▸ To do:
Copy every line, leaving nothing out and adding nothing.
------------
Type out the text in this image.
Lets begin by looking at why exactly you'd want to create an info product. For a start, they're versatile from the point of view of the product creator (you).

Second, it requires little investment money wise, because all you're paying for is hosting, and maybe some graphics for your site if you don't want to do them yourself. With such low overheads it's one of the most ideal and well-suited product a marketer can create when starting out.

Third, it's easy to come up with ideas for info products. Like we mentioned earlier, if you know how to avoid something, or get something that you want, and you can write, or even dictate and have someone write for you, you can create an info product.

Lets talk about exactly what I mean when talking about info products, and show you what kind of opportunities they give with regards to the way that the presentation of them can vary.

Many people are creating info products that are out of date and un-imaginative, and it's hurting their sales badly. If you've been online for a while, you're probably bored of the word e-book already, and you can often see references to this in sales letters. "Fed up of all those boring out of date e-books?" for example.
------------
▸ Result of the exercise:
Type out the text in this image.
Lets begin by looking at why exactly you'd want to create an info product. For a start, they're versatile from the point of view of the product creator (you).

Second, it requires little investment money wise, because all you're paying for is hosting, and maybe some graphics for your site if you don't want to do them yourself. With such low overheads it's one of the most ideal and well-suited product a marketer can create when starting out.

Third, it's easy to come up with ideas for info products. Like we mentioned earlier, if you know how to avoid something, or get something that you want, and you can write, or even dictate and have someone write for you, you can create an info product.

Lets talk about exactly what I mean when talking about info products, and show you what kind of opportunities they give with regards to the way that the presentation of them can vary.

Many people are creating info products that are out of date and un-imaginative, and it's hurting their sales badly. If you've been online for a while, you're probably bored of the word e-book already, and you can often see references to this in sales letters. "Fed up of all those boring out of date e-books?" for example.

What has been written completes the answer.